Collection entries

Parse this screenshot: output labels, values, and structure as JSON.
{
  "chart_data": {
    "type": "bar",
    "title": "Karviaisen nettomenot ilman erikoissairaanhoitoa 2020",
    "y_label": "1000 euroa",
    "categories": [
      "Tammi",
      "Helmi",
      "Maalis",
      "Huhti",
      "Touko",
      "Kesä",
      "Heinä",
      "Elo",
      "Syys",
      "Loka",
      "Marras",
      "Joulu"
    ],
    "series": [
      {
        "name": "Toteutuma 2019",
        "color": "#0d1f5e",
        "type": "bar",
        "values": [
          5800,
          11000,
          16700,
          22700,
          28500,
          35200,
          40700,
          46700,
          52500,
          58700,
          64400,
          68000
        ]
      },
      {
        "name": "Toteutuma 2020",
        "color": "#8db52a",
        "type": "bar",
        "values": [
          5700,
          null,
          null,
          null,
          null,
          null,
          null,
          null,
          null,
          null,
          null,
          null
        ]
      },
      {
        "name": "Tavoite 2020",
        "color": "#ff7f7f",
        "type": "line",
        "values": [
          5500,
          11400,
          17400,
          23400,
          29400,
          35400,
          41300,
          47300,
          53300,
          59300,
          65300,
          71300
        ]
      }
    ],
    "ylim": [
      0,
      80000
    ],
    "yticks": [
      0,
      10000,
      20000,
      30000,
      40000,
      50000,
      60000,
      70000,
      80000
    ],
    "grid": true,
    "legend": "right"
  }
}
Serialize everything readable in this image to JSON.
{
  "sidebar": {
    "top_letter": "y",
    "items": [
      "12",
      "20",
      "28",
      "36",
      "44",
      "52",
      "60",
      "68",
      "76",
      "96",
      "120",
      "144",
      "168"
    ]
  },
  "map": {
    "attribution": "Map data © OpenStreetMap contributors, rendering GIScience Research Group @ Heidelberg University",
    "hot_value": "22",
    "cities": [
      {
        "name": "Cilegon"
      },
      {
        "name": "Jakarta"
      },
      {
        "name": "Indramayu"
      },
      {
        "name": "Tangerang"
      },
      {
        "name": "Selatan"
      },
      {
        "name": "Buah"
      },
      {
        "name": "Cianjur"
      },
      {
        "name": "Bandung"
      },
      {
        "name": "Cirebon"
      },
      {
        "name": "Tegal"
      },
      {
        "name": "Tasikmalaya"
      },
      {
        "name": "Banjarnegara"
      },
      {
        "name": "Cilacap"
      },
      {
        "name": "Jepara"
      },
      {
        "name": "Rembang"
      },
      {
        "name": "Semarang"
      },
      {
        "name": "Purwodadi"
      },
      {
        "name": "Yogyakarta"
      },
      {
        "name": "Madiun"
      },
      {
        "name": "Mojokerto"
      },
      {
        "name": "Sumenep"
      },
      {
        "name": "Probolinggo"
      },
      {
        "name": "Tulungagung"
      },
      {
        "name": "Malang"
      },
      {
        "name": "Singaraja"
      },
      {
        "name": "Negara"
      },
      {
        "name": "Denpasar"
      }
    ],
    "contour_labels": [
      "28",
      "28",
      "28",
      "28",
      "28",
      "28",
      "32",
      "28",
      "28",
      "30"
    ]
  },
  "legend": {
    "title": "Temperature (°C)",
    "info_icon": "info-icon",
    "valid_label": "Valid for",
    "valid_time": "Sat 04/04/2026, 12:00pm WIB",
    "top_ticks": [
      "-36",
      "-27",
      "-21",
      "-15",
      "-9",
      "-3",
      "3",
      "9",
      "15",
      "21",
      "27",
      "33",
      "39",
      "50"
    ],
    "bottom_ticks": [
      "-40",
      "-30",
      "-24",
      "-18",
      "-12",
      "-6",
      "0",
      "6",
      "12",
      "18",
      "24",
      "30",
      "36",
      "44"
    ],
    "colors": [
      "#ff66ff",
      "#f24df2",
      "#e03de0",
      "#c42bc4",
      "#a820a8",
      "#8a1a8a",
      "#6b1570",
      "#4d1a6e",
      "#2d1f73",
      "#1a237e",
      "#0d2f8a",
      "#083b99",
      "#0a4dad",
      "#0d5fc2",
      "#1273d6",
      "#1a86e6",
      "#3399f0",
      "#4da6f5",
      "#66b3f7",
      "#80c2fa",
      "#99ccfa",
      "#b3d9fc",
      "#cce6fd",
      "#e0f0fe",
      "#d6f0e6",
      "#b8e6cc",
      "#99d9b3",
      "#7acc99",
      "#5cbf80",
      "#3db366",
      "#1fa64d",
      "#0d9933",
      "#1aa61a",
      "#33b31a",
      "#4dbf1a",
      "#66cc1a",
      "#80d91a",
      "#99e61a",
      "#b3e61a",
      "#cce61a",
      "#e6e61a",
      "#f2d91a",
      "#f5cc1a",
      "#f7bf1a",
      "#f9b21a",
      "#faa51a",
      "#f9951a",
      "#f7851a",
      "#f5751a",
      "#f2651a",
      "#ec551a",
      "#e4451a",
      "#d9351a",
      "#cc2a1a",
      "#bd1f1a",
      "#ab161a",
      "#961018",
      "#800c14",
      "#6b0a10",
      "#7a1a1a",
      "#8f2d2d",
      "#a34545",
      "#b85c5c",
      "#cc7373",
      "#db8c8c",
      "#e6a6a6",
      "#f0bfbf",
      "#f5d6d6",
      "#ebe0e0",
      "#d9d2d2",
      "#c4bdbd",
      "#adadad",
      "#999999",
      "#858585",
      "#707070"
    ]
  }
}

Stated task: Keep only the lines that hold the string "title", and copy them out.

The solution:
    "title": "Karviaisen nettomenot ilman erikoissairaanhoitoa 2020",
    "title": "Temperature (°C)",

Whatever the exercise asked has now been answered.